— START THE INPUT —
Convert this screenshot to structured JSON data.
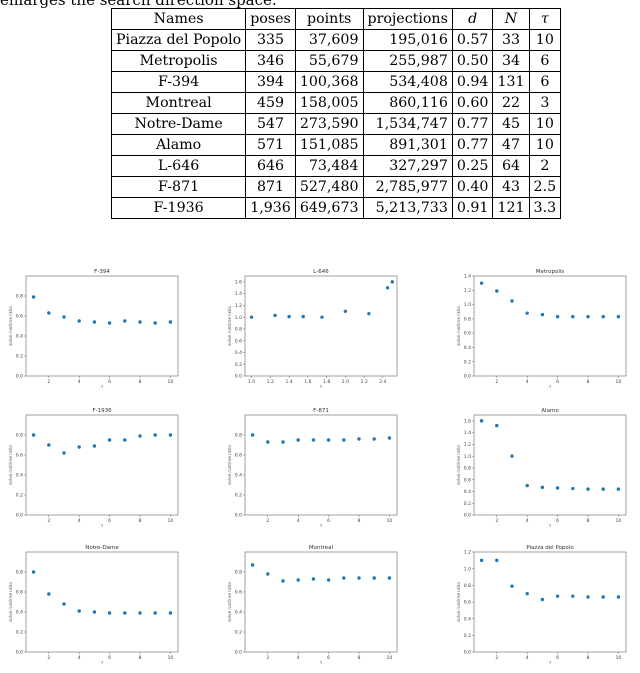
{
  "intro_text": "enlarges the search direction space.",
  "table": {
    "headers": [
      "Names",
      "poses",
      "points",
      "projections",
      "d",
      "N",
      "τ"
    ],
    "rows": [
      [
        "Piazza del Popolo",
        "335",
        "37,609",
        "195,016",
        "0.57",
        "33",
        "10"
      ],
      [
        "Metropolis",
        "346",
        "55,679",
        "255,987",
        "0.50",
        "34",
        "6"
      ],
      [
        "F-394",
        "394",
        "100,368",
        "534,408",
        "0.94",
        "131",
        "6"
      ],
      [
        "Montreal",
        "459",
        "158,005",
        "860,116",
        "0.60",
        "22",
        "3"
      ],
      [
        "Notre-Dame",
        "547",
        "273,590",
        "1,534,747",
        "0.77",
        "45",
        "10"
      ],
      [
        "Alamo",
        "571",
        "151,085",
        "891,301",
        "0.77",
        "47",
        "10"
      ],
      [
        "L-646",
        "646",
        "73,484",
        "327,297",
        "0.25",
        "64",
        "2"
      ],
      [
        "F-871",
        "871",
        "527,480",
        "2,785,977",
        "0.40",
        "43",
        "2.5"
      ],
      [
        "F-1936",
        "1,936",
        "649,673",
        "5,213,733",
        "0.91",
        "121",
        "3.3"
      ]
    ]
  },
  "chart_data": [
    {
      "type": "scatter",
      "title": "F-394",
      "xlabel": "τ",
      "ylabel": "solve runtime ratio",
      "color": "#1f77b4",
      "xlim": [
        0.5,
        10.5
      ],
      "ylim": [
        0,
        1.0
      ],
      "xticks": [
        2,
        4,
        6,
        8,
        10
      ],
      "yticks": [
        0,
        0.2,
        0.4,
        0.6,
        0.8
      ],
      "x": [
        1,
        2,
        3,
        4,
        5,
        6,
        7,
        8,
        9,
        10
      ],
      "y": [
        0.79,
        0.63,
        0.59,
        0.55,
        0.54,
        0.53,
        0.55,
        0.54,
        0.53,
        0.54
      ]
    },
    {
      "type": "scatter",
      "title": "L-646",
      "xlabel": "τ",
      "ylabel": "solve runtime ratio",
      "color": "#1f77b4",
      "xlim": [
        0.93,
        2.55
      ],
      "ylim": [
        0,
        1.7
      ],
      "xticks": [
        1.0,
        1.2,
        1.4,
        1.6,
        1.8,
        2.0,
        2.2,
        2.4
      ],
      "yticks": [
        0,
        0.2,
        0.4,
        0.6,
        0.8,
        1.0,
        1.2,
        1.4,
        1.6
      ],
      "x": [
        1.0,
        1.25,
        1.4,
        1.55,
        1.75,
        2.0,
        2.25,
        2.45,
        2.5
      ],
      "y": [
        1.0,
        1.03,
        1.01,
        1.01,
        1.0,
        1.1,
        1.06,
        1.5,
        1.6
      ]
    },
    {
      "type": "scatter",
      "title": "Metropolis",
      "xlabel": "τ",
      "ylabel": "solve runtime ratio",
      "color": "#1f77b4",
      "xlim": [
        0.5,
        10.5
      ],
      "ylim": [
        0,
        1.4
      ],
      "xticks": [
        2,
        4,
        6,
        8,
        10
      ],
      "yticks": [
        0,
        0.2,
        0.4,
        0.6,
        0.8,
        1.0,
        1.2,
        1.4
      ],
      "x": [
        1,
        2,
        3,
        4,
        5,
        6,
        7,
        8,
        9,
        10
      ],
      "y": [
        1.3,
        1.19,
        1.05,
        0.88,
        0.86,
        0.83,
        0.83,
        0.83,
        0.83,
        0.83
      ]
    },
    {
      "type": "scatter",
      "title": "F-1936",
      "xlabel": "τ",
      "ylabel": "solve runtime ratio",
      "color": "#1f77b4",
      "xlim": [
        0.5,
        10.5
      ],
      "ylim": [
        0,
        1.0
      ],
      "xticks": [
        2,
        4,
        6,
        8,
        10
      ],
      "yticks": [
        0,
        0.2,
        0.4,
        0.6,
        0.8
      ],
      "x": [
        1,
        2,
        3,
        4,
        5,
        6,
        7,
        8,
        9,
        10
      ],
      "y": [
        0.8,
        0.7,
        0.62,
        0.68,
        0.69,
        0.75,
        0.75,
        0.79,
        0.8,
        0.8
      ]
    },
    {
      "type": "scatter",
      "title": "F-871",
      "xlabel": "τ",
      "ylabel": "solve runtime ratio",
      "color": "#1f77b4",
      "xlim": [
        0.5,
        10.5
      ],
      "ylim": [
        0,
        1.0
      ],
      "xticks": [
        2,
        4,
        6,
        8,
        10
      ],
      "yticks": [
        0,
        0.2,
        0.4,
        0.6,
        0.8
      ],
      "x": [
        1,
        2,
        3,
        4,
        5,
        6,
        7,
        8,
        9,
        10
      ],
      "y": [
        0.8,
        0.73,
        0.73,
        0.75,
        0.75,
        0.75,
        0.75,
        0.76,
        0.76,
        0.77
      ]
    },
    {
      "type": "scatter",
      "title": "Alamo",
      "xlabel": "τ",
      "ylabel": "solve runtime ratio",
      "color": "#1f77b4",
      "xlim": [
        0.5,
        10.5
      ],
      "ylim": [
        0,
        1.7
      ],
      "xticks": [
        2,
        4,
        6,
        8,
        10
      ],
      "yticks": [
        0,
        0.2,
        0.4,
        0.6,
        0.8,
        1.0,
        1.2,
        1.4,
        1.6
      ],
      "x": [
        1,
        2,
        3,
        4,
        5,
        6,
        7,
        8,
        9,
        10
      ],
      "y": [
        1.6,
        1.52,
        1.0,
        0.5,
        0.47,
        0.46,
        0.45,
        0.44,
        0.44,
        0.44
      ]
    },
    {
      "type": "scatter",
      "title": "Notre-Dame",
      "xlabel": "τ",
      "ylabel": "solve runtime ratio",
      "color": "#1f77b4",
      "xlim": [
        0.5,
        10.5
      ],
      "ylim": [
        0,
        1.0
      ],
      "xticks": [
        2,
        4,
        6,
        8,
        10
      ],
      "yticks": [
        0,
        0.2,
        0.4,
        0.6,
        0.8
      ],
      "x": [
        1,
        2,
        3,
        4,
        5,
        6,
        7,
        8,
        9,
        10
      ],
      "y": [
        0.8,
        0.58,
        0.48,
        0.41,
        0.4,
        0.39,
        0.39,
        0.39,
        0.39,
        0.39
      ]
    },
    {
      "type": "scatter",
      "title": "Montreal",
      "xlabel": "τ",
      "ylabel": "solve runtime ratio",
      "color": "#1f77b4",
      "xlim": [
        0.5,
        10.5
      ],
      "ylim": [
        0,
        1.0
      ],
      "xticks": [
        2,
        4,
        6,
        8,
        10
      ],
      "yticks": [
        0,
        0.2,
        0.4,
        0.6,
        0.8
      ],
      "x": [
        1,
        2,
        3,
        4,
        5,
        6,
        7,
        8,
        9,
        10
      ],
      "y": [
        0.87,
        0.78,
        0.71,
        0.72,
        0.73,
        0.72,
        0.74,
        0.74,
        0.74,
        0.74
      ]
    },
    {
      "type": "scatter",
      "title": "Piazza del Popolo",
      "xlabel": "τ",
      "ylabel": "solve runtime ratio",
      "color": "#1f77b4",
      "xlim": [
        0.5,
        10.5
      ],
      "ylim": [
        0,
        1.2
      ],
      "xticks": [
        2,
        4,
        6,
        8,
        10
      ],
      "yticks": [
        0,
        0.2,
        0.4,
        0.6,
        0.8,
        1.0,
        1.2
      ],
      "x": [
        1,
        2,
        3,
        4,
        5,
        6,
        7,
        8,
        9,
        10
      ],
      "y": [
        1.1,
        1.1,
        0.79,
        0.7,
        0.63,
        0.67,
        0.67,
        0.66,
        0.66,
        0.66
      ]
    }
  ]
}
— END THE INPUT —
Print every entry above again without changing a word, and omit the pictures.

Convert this screenshot to structured JSON data.
{
  "intro_text": "enlarges the search direction space.",
  "table": {
    "headers": [
      "Names",
      "poses",
      "points",
      "projections",
      "d",
      "N",
      "τ"
    ],
    "rows": [
      [
        "Piazza del Popolo",
        "335",
        "37,609",
        "195,016",
        "0.57",
        "33",
        "10"
      ],
      [
        "Metropolis",
        "346",
        "55,679",
        "255,987",
        "0.50",
        "34",
        "6"
      ],
      [
        "F-394",
        "394",
        "100,368",
        "534,408",
        "0.94",
        "131",
        "6"
      ],
      [
        "Montreal",
        "459",
        "158,005",
        "860,116",
        "0.60",
        "22",
        "3"
      ],
      [
        "Notre-Dame",
        "547",
        "273,590",
        "1,534,747",
        "0.77",
        "45",
        "10"
      ],
      [
        "Alamo",
        "571",
        "151,085",
        "891,301",
        "0.77",
        "47",
        "10"
      ],
      [
        "L-646",
        "646",
        "73,484",
        "327,297",
        "0.25",
        "64",
        "2"
      ],
      [
        "F-871",
        "871",
        "527,480",
        "2,785,977",
        "0.40",
        "43",
        "2.5"
      ],
      [
        "F-1936",
        "1,936",
        "649,673",
        "5,213,733",
        "0.91",
        "121",
        "3.3"
      ]
    ]
  },
  "chart_data": [
    {
      "type": "scatter",
      "title": "F-394",
      "xlabel": "τ",
      "ylabel": "solve runtime ratio",
      "color": "#1f77b4",
      "xlim": [
        0.5,
        10.5
      ],
      "ylim": [
        0,
        1.0
      ],
      "xticks": [
        2,
        4,
        6,
        8,
        10
      ],
      "yticks": [
        0,
        0.2,
        0.4,
        0.6,
        0.8
      ],
      "x": [
        1,
        2,
        3,
        4,
        5,
        6,
        7,
        8,
        9,
        10
      ],
      "y": [
        0.79,
        0.63,
        0.59,
        0.55,
        0.54,
        0.53,
        0.55,
        0.54,
        0.53,
        0.54
      ]
    },
    {
      "type": "scatter",
      "title": "L-646",
      "xlabel": "τ",
      "ylabel": "solve runtime ratio",
      "color": "#1f77b4",
      "xlim": [
        0.93,
        2.55
      ],
      "ylim": [
        0,
        1.7
      ],
      "xticks": [
        1.0,
        1.2,
        1.4,
        1.6,
        1.8,
        2.0,
        2.2,
        2.4
      ],
      "yticks": [
        0,
        0.2,
        0.4,
        0.6,
        0.8,
        1.0,
        1.2,
        1.4,
        1.6
      ],
      "x": [
        1.0,
        1.25,
        1.4,
        1.55,
        1.75,
        2.0,
        2.25,
        2.45,
        2.5
      ],
      "y": [
        1.0,
        1.03,
        1.01,
        1.01,
        1.0,
        1.1,
        1.06,
        1.5,
        1.6
      ]
    },
    {
      "type": "scatter",
      "title": "Metropolis",
      "xlabel": "τ",
      "ylabel": "solve runtime ratio",
      "color": "#1f77b4",
      "xlim": [
        0.5,
        10.5
      ],
      "ylim": [
        0,
        1.4
      ],
      "xticks": [
        2,
        4,
        6,
        8,
        10
      ],
      "yticks": [
        0,
        0.2,
        0.4,
        0.6,
        0.8,
        1.0,
        1.2,
        1.4
      ],
      "x": [
        1,
        2,
        3,
        4,
        5,
        6,
        7,
        8,
        9,
        10
      ],
      "y": [
        1.3,
        1.19,
        1.05,
        0.88,
        0.86,
        0.83,
        0.83,
        0.83,
        0.83,
        0.83
      ]
    },
    {
      "type": "scatter",
      "title": "F-1936",
      "xlabel": "τ",
      "ylabel": "solve runtime ratio",
      "color": "#1f77b4",
      "xlim": [
        0.5,
        10.5
      ],
      "ylim": [
        0,
        1.0
      ],
      "xticks": [
        2,
        4,
        6,
        8,
        10
      ],
      "yticks": [
        0,
        0.2,
        0.4,
        0.6,
        0.8
      ],
      "x": [
        1,
        2,
        3,
        4,
        5,
        6,
        7,
        8,
        9,
        10
      ],
      "y": [
        0.8,
        0.7,
        0.62,
        0.68,
        0.69,
        0.75,
        0.75,
        0.79,
        0.8,
        0.8
      ]
    },
    {
      "type": "scatter",
      "title": "F-871",
      "xlabel": "τ",
      "ylabel": "solve runtime ratio",
      "color": "#1f77b4",
      "xlim": [
        0.5,
        10.5
      ],
      "ylim": [
        0,
        1.0
      ],
      "xticks": [
        2,
        4,
        6,
        8,
        10
      ],
      "yticks": [
        0,
        0.2,
        0.4,
        0.6,
        0.8
      ],
      "x": [
        1,
        2,
        3,
        4,
        5,
        6,
        7,
        8,
        9,
        10
      ],
      "y": [
        0.8,
        0.73,
        0.73,
        0.75,
        0.75,
        0.75,
        0.75,
        0.76,
        0.76,
        0.77
      ]
    },
    {
      "type": "scatter",
      "title": "Alamo",
      "xlabel": "τ",
      "ylabel": "solve runtime ratio",
      "color": "#1f77b4",
      "xlim": [
        0.5,
        10.5
      ],
      "ylim": [
        0,
        1.7
      ],
      "xticks": [
        2,
        4,
        6,
        8,
        10
      ],
      "yticks": [
        0,
        0.2,
        0.4,
        0.6,
        0.8,
        1.0,
        1.2,
        1.4,
        1.6
      ],
      "x": [
        1,
        2,
        3,
        4,
        5,
        6,
        7,
        8,
        9,
        10
      ],
      "y": [
        1.6,
        1.52,
        1.0,
        0.5,
        0.47,
        0.46,
        0.45,
        0.44,
        0.44,
        0.44
      ]
    },
    {
      "type": "scatter",
      "title": "Notre-Dame",
      "xlabel": "τ",
      "ylabel": "solve runtime ratio",
      "color": "#1f77b4",
      "xlim": [
        0.5,
        10.5
      ],
      "ylim": [
        0,
        1.0
      ],
      "xticks": [
        2,
        4,
        6,
        8,
        10
      ],
      "yticks": [
        0,
        0.2,
        0.4,
        0.6,
        0.8
      ],
      "x": [
        1,
        2,
        3,
        4,
        5,
        6,
        7,
        8,
        9,
        10
      ],
      "y": [
        0.8,
        0.58,
        0.48,
        0.41,
        0.4,
        0.39,
        0.39,
        0.39,
        0.39,
        0.39
      ]
    },
    {
      "type": "scatter",
      "title": "Montreal",
      "xlabel": "τ",
      "ylabel": "solve runtime ratio",
      "color": "#1f77b4",
      "xlim": [
        0.5,
        10.5
      ],
      "ylim": [
        0,
        1.0
      ],
      "xticks": [
        2,
        4,
        6,
        8,
        10
      ],
      "yticks": [
        0,
        0.2,
        0.4,
        0.6,
        0.8
      ],
      "x": [
        1,
        2,
        3,
        4,
        5,
        6,
        7,
        8,
        9,
        10
      ],
      "y": [
        0.87,
        0.78,
        0.71,
        0.72,
        0.73,
        0.72,
        0.74,
        0.74,
        0.74,
        0.74
      ]
    },
    {
      "type": "scatter",
      "title": "Piazza del Popolo",
      "xlabel": "τ",
      "ylabel": "solve runtime ratio",
      "color": "#1f77b4",
      "xlim": [
        0.5,
        10.5
      ],
      "ylim": [
        0,
        1.2
      ],
      "xticks": [
        2,
        4,
        6,
        8,
        10
      ],
      "yticks": [
        0,
        0.2,
        0.4,
        0.6,
        0.8,
        1.0,
        1.2
      ],
      "x": [
        1,
        2,
        3,
        4,
        5,
        6,
        7,
        8,
        9,
        10
      ],
      "y": [
        1.1,
        1.1,
        0.79,
        0.7,
        0.63,
        0.67,
        0.67,
        0.66,
        0.66,
        0.66
      ]
    }
  ]
}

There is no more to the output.